----- THE RECORDS -----

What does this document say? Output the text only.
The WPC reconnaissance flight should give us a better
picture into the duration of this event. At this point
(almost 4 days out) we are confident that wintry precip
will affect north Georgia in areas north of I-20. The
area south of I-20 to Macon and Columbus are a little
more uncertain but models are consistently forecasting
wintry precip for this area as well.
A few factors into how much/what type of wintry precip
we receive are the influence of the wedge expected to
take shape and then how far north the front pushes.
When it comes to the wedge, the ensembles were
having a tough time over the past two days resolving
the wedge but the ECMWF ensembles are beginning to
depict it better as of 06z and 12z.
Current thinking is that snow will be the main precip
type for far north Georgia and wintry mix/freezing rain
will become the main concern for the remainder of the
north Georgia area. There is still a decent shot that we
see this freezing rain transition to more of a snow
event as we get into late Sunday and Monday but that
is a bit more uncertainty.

-----
----- THE RECORDS -----

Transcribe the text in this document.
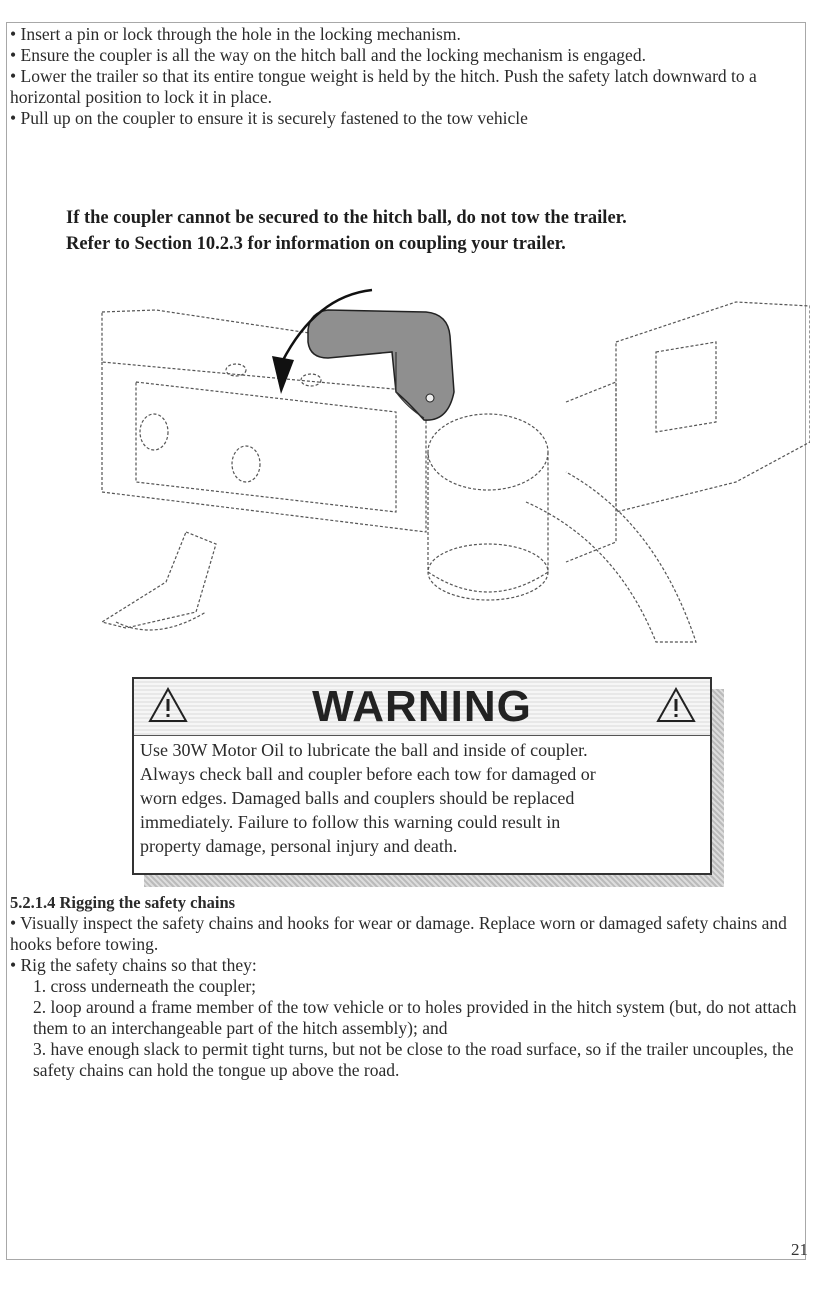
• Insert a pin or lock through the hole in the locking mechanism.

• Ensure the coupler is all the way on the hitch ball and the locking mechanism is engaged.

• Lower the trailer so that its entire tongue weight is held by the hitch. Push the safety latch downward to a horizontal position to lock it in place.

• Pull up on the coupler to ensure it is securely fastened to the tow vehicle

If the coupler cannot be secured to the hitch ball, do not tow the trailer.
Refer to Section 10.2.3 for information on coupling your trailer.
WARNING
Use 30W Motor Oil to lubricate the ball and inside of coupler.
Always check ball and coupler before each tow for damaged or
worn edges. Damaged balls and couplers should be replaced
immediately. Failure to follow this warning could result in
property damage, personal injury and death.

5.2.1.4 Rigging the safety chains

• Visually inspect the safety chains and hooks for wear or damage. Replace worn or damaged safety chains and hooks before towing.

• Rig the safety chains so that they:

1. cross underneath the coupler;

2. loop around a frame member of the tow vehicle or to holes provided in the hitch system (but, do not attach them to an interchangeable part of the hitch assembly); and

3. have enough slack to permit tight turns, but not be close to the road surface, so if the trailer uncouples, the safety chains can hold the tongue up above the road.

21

-----

== WHAT THE EXERCISE ASKS ==
Give only the number of lines in the material above that hold the word "this".

== WRITTEN ANSWER ==
6